**What the exercise asks:** Transcribe the records below exactly.

**Extracted records:**
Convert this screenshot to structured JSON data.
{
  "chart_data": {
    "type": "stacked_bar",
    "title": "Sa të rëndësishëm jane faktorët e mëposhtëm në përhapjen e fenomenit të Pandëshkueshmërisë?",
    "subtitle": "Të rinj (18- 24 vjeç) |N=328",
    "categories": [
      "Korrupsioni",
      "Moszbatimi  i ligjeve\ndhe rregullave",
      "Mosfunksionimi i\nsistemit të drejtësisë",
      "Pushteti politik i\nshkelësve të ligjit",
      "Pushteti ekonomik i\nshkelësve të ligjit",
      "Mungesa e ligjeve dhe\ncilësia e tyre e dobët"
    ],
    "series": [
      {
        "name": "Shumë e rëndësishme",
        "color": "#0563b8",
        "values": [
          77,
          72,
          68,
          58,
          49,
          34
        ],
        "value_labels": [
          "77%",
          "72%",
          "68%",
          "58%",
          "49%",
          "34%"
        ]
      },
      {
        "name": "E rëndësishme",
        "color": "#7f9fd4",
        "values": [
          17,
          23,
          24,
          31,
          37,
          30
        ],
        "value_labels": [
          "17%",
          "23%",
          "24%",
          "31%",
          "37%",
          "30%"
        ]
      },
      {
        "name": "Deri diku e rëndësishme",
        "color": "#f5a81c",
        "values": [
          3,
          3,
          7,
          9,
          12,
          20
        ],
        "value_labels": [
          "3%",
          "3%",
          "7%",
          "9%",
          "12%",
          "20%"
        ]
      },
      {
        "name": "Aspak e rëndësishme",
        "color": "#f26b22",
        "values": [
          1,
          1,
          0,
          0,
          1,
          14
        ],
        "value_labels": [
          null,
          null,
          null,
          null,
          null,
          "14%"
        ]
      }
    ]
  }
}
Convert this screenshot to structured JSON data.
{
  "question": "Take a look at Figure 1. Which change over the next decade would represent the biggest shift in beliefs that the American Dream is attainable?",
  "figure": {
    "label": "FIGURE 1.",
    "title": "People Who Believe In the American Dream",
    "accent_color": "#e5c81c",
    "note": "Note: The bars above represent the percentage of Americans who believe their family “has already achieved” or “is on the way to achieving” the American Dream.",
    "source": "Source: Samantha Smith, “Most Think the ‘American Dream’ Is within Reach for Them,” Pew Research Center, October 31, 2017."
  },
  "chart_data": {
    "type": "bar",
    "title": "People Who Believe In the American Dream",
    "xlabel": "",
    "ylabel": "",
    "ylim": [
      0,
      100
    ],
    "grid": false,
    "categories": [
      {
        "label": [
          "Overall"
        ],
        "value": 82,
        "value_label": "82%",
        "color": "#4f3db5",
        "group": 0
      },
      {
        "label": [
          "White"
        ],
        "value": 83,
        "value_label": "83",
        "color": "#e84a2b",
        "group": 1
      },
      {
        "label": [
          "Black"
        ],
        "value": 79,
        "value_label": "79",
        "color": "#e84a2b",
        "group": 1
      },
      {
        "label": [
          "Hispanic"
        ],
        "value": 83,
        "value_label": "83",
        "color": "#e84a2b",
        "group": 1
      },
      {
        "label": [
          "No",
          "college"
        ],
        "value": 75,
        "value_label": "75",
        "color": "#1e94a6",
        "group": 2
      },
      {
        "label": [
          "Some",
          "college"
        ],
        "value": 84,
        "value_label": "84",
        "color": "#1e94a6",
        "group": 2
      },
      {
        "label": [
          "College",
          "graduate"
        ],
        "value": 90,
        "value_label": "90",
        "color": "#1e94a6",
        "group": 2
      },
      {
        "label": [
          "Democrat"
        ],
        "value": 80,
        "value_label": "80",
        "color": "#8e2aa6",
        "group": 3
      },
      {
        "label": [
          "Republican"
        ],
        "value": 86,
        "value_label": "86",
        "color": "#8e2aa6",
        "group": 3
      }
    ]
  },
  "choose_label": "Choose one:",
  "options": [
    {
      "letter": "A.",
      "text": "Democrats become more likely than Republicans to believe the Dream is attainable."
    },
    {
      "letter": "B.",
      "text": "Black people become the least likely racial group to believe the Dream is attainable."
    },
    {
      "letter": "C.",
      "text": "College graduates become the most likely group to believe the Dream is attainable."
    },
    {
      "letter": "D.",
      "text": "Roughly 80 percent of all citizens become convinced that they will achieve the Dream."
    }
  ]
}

**Solved exercise:**
Convert this screenshot to structured JSON data.
{
  "chart_data": {
    "type": "stacked_bar",
    "title": "Sa të rëndësishëm jane faktorët e mëposhtëm në përhapjen e fenomenit të Pandëshkueshmërisë?",
    "subtitle": "Të rinj (18- 24 vjeç) |N=328",
    "categories": [
      "Korrupsioni",
      "Moszbatimi  i ligjeve\ndhe rregullave",
      "Mosfunksionimi i\nsistemit të drejtësisë",
      "Pushteti politik i\nshkelësve të ligjit",
      "Pushteti ekonomik i\nshkelësve të ligjit",
      "Mungesa e ligjeve dhe\ncilësia e tyre e dobët"
    ],
    "series": [
      {
        "name": "Shumë e rëndësishme",
        "color": "#0563b8",
        "values": [
          77,
          72,
          68,
          58,
          49,
          34
        ],
        "value_labels": [
          "77%",
          "72%",
          "68%",
          "58%",
          "49%",
          "34%"
        ]
      },
      {
        "name": "E rëndësishme",
        "color": "#7f9fd4",
        "values": [
          17,
          23,
          24,
          31,
          37,
          30
        ],
        "value_labels": [
          "17%",
          "23%",
          "24%",
          "31%",
          "37%",
          "30%"
        ]
      },
      {
        "name": "Deri diku e rëndësishme",
        "color": "#f5a81c",
        "values": [
          3,
          3,
          7,
          9,
          12,
          20
        ],
        "value_labels": [
          "3%",
          "3%",
          "7%",
          "9%",
          "12%",
          "20%"
        ]
      },
      {
        "name": "Aspak e rëndësishme",
        "color": "#f26b22",
        "values": [
          1,
          1,
          0,
          0,
          1,
          14
        ],
        "value_labels": [
          null,
          null,
          null,
          null,
          null,
          "14%"
        ]
      }
    ]
  }
}
Convert this screenshot to structured JSON data.
{
  "question": "Take a look at Figure 1. Which change over the next decade would represent the biggest shift in beliefs that the American Dream is attainable?",
  "figure": {
    "label": "FIGURE 1.",
    "title": "People Who Believe In the American Dream",
    "accent_color": "#e5c81c",
    "note": "Note: The bars above represent the percentage of Americans who believe their family “has already achieved” or “is on the way to achieving” the American Dream.",
    "source": "Source: Samantha Smith, “Most Think the ‘American Dream’ Is within Reach for Them,” Pew Research Center, October 31, 2017."
  },
  "chart_data": {
    "type": "bar",
    "title": "People Who Believe In the American Dream",
    "xlabel": "",
    "ylabel": "",
    "ylim": [
      0,
      100
    ],
    "grid": false,
    "categories": [
      {
        "label": [
          "Overall"
        ],
        "value": 82,
        "value_label": "82%",
        "color": "#4f3db5",
        "group": 0
      },
      {
        "label": [
          "White"
        ],
        "value": 83,
        "value_label": "83",
        "color": "#e84a2b",
        "group": 1
      },
      {
        "label": [
          "Black"
        ],
        "value": 79,
        "value_label": "79",
        "color": "#e84a2b",
        "group": 1
      },
      {
        "label": [
          "Hispanic"
        ],
        "value": 83,
        "value_label": "83",
        "color": "#e84a2b",
        "group": 1
      },
      {
        "label": [
          "No",
          "college"
        ],
        "value": 75,
        "value_label": "75",
        "color": "#1e94a6",
        "group": 2
      },
      {
        "label": [
          "Some",
          "college"
        ],
        "value": 84,
        "value_label": "84",
        "color": "#1e94a6",
        "group": 2
      },
      {
        "label": [
          "College",
          "graduate"
        ],
        "value": 90,
        "value_label": "90",
        "color": "#1e94a6",
        "group": 2
      },
      {
        "label": [
          "Democrat"
        ],
        "value": 80,
        "value_label": "80",
        "color": "#8e2aa6",
        "group": 3
      },
      {
        "label": [
          "Republican"
        ],
        "value": 86,
        "value_label": "86",
        "color": "#8e2aa6",
        "group": 3
      }
    ]
  },
  "choose_label": "Choose one:",
  "options": [
    {
      "letter": "A.",
      "text": "Democrats become more likely than Republicans to believe the Dream is attainable."
    },
    {
      "letter": "B.",
      "text": "Black people become the least likely racial group to believe the Dream is attainable."
    },
    {
      "letter": "C.",
      "text": "College graduates become the most likely group to believe the Dream is attainable."
    },
    {
      "letter": "D.",
      "text": "Roughly 80 percent of all citizens become convinced that they will achieve the Dream."
    }
  ]
}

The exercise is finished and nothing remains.